What you have to do: Search the material for "than" and show all lines that contain it.

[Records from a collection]
------------------------------------------------------------------------
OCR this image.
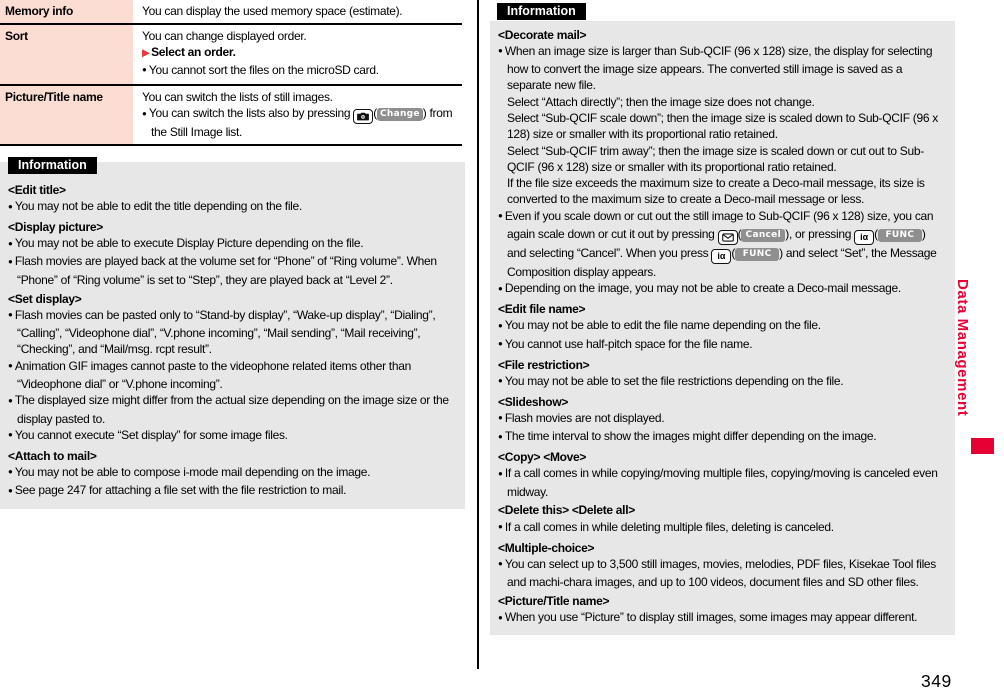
Memory info	You can display the used memory space (estimate).
Sort	You can change displayed order.
▶Select an order.
● You cannot sort the files on the microSD card.
Picture/Title name	You can switch the lists of still images.
● You can switch the lists also by pressing ( Change ) from the Still Image list.
Information
<Edit title>
● You may not be able to edit the title depending on the file.
<Display picture>
● You may not be able to execute Display Picture depending on the file.
● Flash movies are played back at the volume set for “Phone” of “Ring volume”. When “Phone” of “Ring volume” is set to “Step”, they are played back at “Level 2”.
<Set display>
● Flash movies can be pasted only to “Stand-by display”, “Wake-up display”, “Dialing”, “Calling”, “Videophone dial”, “V.phone incoming”, “Mail sending”, “Mail receiving”, “Checking”, and “Mail/msg. rcpt result”.
● Animation GIF images cannot paste to the videophone related items other than “Videophone dial” or “V.phone incoming”.
● The displayed size might differ from the actual size depending on the image size or the display pasted to.
● You cannot execute “Set display” for some image files.
<Attach to mail>
● You may not be able to compose i-mode mail depending on the image.
● See page 247 for attaching a file set with the file restriction to mail.
Information
<Decorate mail>
● When an image size is larger than Sub-QCIF (96 x 128) size, the display for selecting how to convert the image size appears. The converted still image is saved as a separate new file.
Select “Attach directly”; then the image size does not change.
Select “Sub-QCIF scale down”; then the image size is scaled down to Sub-QCIF (96 x 128) size or smaller with its proportional ratio retained.
Select “Sub-QCIF trim away”; then the image size is scaled down or cut out to Sub-QCIF (96 x 128) size or smaller with its proportional ratio retained.
If the file size exceeds the maximum size to create a Deco-mail message, its size is converted to the maximum size to create a Deco-mail message or less.
● Even if you scale down or cut out the still image to Sub-QCIF (96 x 128) size, you can again scale down or cut it out by pressing ( Cancel ), or pressing iα ( FUNC ) and selecting “Cancel”. When you press iα ( FUNC ) and select “Set”, the Message Composition display appears.
● Depending on the image, you may not be able to create a Deco-mail message.
<Edit file name>
● You may not be able to edit the file name depending on the file.
● You cannot use half-pitch space for the file name.
<File restriction>
● You may not be able to set the file restrictions depending on the file.
<Slideshow>
● Flash movies are not displayed.
● The time interval to show the images might differ depending on the image.
<Copy> <Move>
● If a call comes in while copying/moving multiple files, copying/moving is canceled even midway.
<Delete this> <Delete all>
● If a call comes in while deleting multiple files, deleting is canceled.
<Multiple-choice>
● You can select up to 3,500 still images, movies, melodies, PDF files, Kisekae Tool files and machi-chara images, and up to 100 videos, document files and SD other files.
<Picture/Title name>
● When you use “Picture” to display still images, some images may appear different.
Data Management
349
------------------------------------------------------------------------
Expected answer:
● Animation GIF images cannot paste to the videophone related items other than “Videophone dial” or “V.phone incoming”.
● When an image size is larger than Sub-QCIF (96 x 128) size, the display for selecting how to convert the image size appears. The converted still image is saved as a separate new file.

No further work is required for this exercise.